- Source document -
_ _ _ _ _
Tests and Results

Our study involved several bivariate and multivariate linear regressions.

We began by running a bivariate linear regression where the dependent variable was average PISA score and the independent variable was average grade retention.

This test showed a negative relationship, with a coefficient of -5.67, a t-score of -3.21, and a p-value of 0.002 at the 95% confidence level. The standard error was 1.76. For the complete regression results refer to Image 1 in the Appendix.

These results suggested that repeating a grade either at the primary level or at the secondary level of education made students likely to score 5.7 less points in PISA, on average.

Next, we considered a few controls for our model. We thought that a country's wealth, level of development, and the proportion of the population living in urban areas could affect both retention rates and how successful students are in assessments such as PISA.

To control for wealth, we included a variable for GDP per capita. We created a dummy variable for participation in the Organization for Economic Cooperation and Development (OECD) to control for level of development. Finally, we included a control variable representing the share of urban population in each country.

Model: avg. PISA score = β0 + β1 avg. retention + β2 (logged) GDP p. Capita + β3 OECD
+ β4 Urban Population + εi
(N=121)

With the new controls, average retention completely lost its relevance on average PISA scores. The new p-score for average retention was 0.134 and the confidence interval ranged from a negative number to a positive number (passing by zero), meaning the impact may be zero.

GDP per Capita and OECD capture the endogeneity from the previous model. Due to skewness, we had to log GDP per Capita. The coefficient of the logged variable was 26.8, with a standard error of 4.14, a t-score of 6.5, and a p-value of 0.000. Hence, in general, the wealthier the country, the higher their average PISA score.

Being a member of the OECD also makes a big difference. For this variable the coefficient was 20.21, the t-score was 2.33, and the p-value was 0.022, with a standard error of 8.66.

The share of the population living in urban areas showed no impact on PISA scores. This is probably because wealthier and more developed countries tend to have a higher share of its population living in urban areas and this was already being captured by the variables GDP per capita and OECD. The complete regression results can be found in Image 2 in the Appendix.

Despite the results from the previous multivariate regression, we were not completely convinced that grade retention has no impact on academic performance and therefore on PISA scores; so we decided to test for grade repetition at the primary level, and at the secondary level separately to see if one is more relevant than the other.

Sure enough, a bivariate linear regression of average PISA scores and grade retention at the secondary level showed that repeating a grade at this level of education has no effect on average PISA scores. The coefficient for retention at the secondary level was weak, at -2.3. Moreover, the p-value was 0.086 and the confidence interval included zero. The complete regression results can be found in the Appendix, Image 3.
_ _ _ _ _
- Given information -
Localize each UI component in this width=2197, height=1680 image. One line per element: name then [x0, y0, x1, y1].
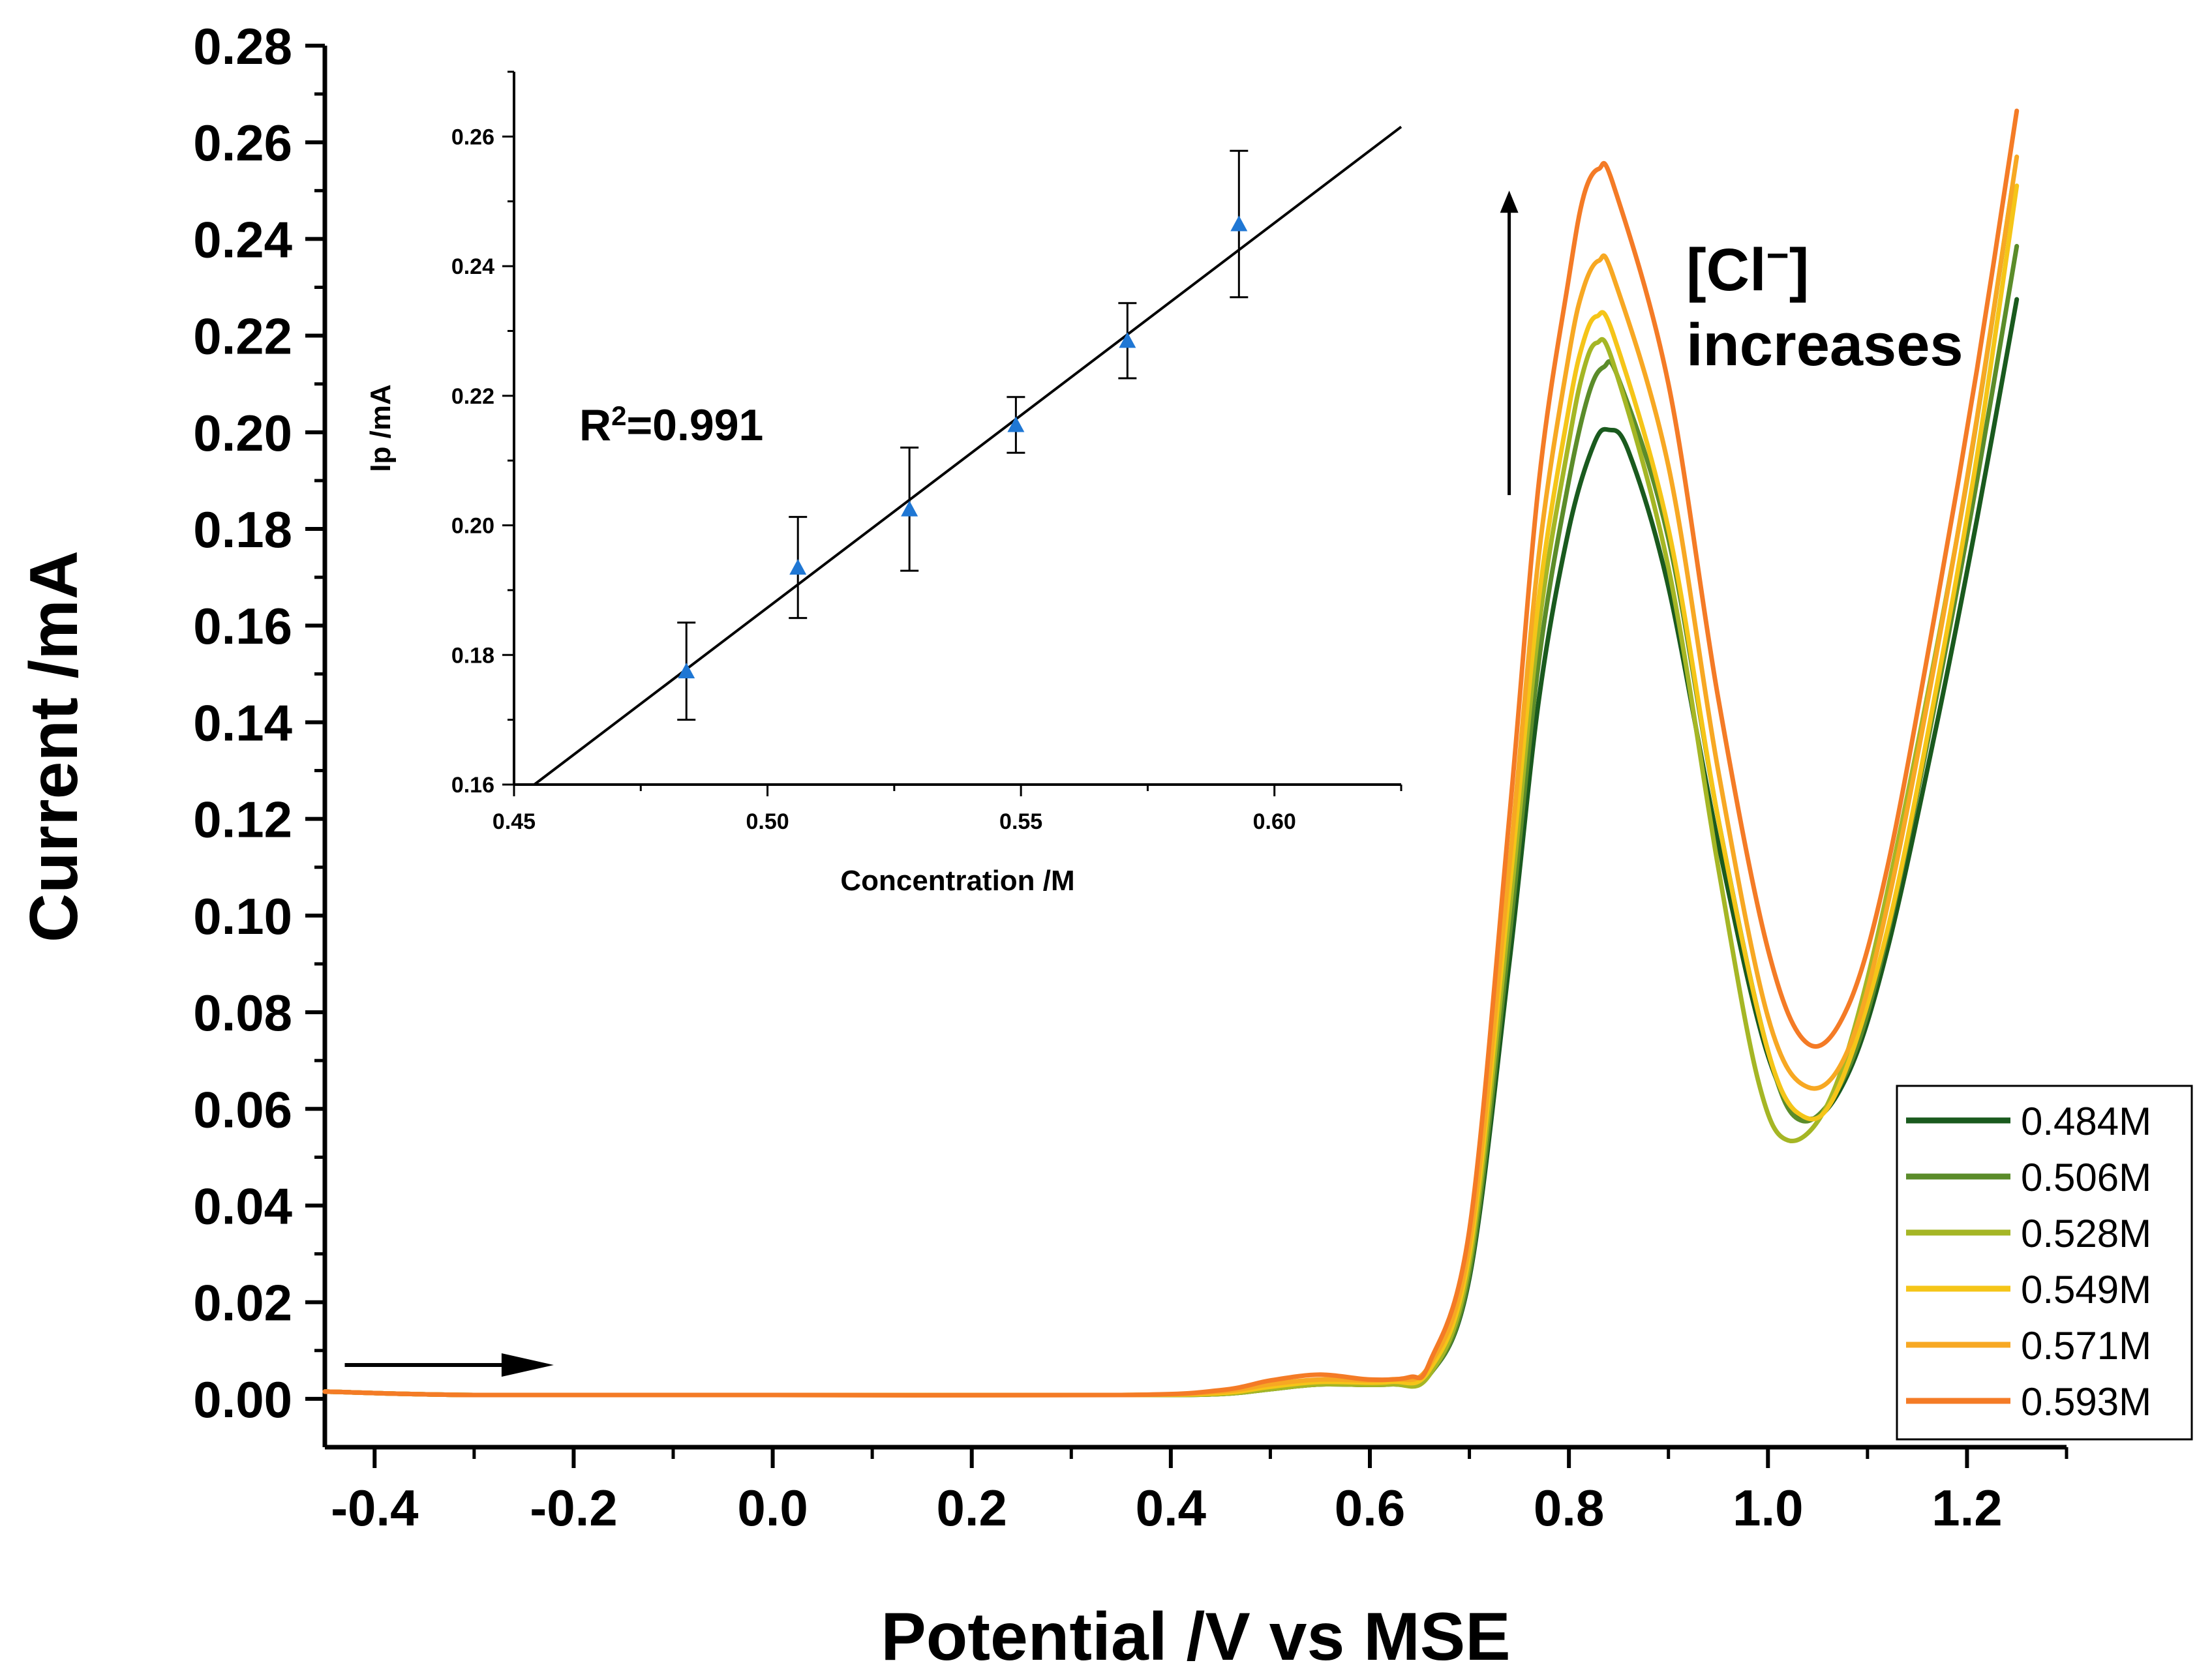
_ _ _ _ _
- The tasks -
**a.** In the grade-retention study, what was the standard error of the coefficient on logged GDP per capita?
**b.** Say whether each statement agrees with the grade-retention study. Answer yes or no, and quote the words from the study that decide it.
(i) Participation in the OECD entered the model as a dummy variable.
(ii) The share of urban population had a significant positive effect on PISA scores.
(iii) The multivariate model reports N as 121.
**c.** List every p-value (or p-score) that the grade-retention study reports. Give the variable and regression each one belongs to.

- Task-by-task results -
**a.** 4.14

**b.**
(i) Yes: "We created a dummy variable for participation in the Organization for Economic Cooperation and Development (OECD) to control for level of development."
(ii) No: "The share of the population living in urban areas showed no impact on PISA scores."
(iii) Yes: "(N=121)"

**c.**
- 0.002: average grade retention, bivariate regression on average PISA score
- 0.134: average retention, multivariate regression with controls
- 0.000: logged GDP per capita, multivariate regression
- 0.022: OECD membership, multivariate regression
- 0.086: grade retention at the secondary level, bivariate regression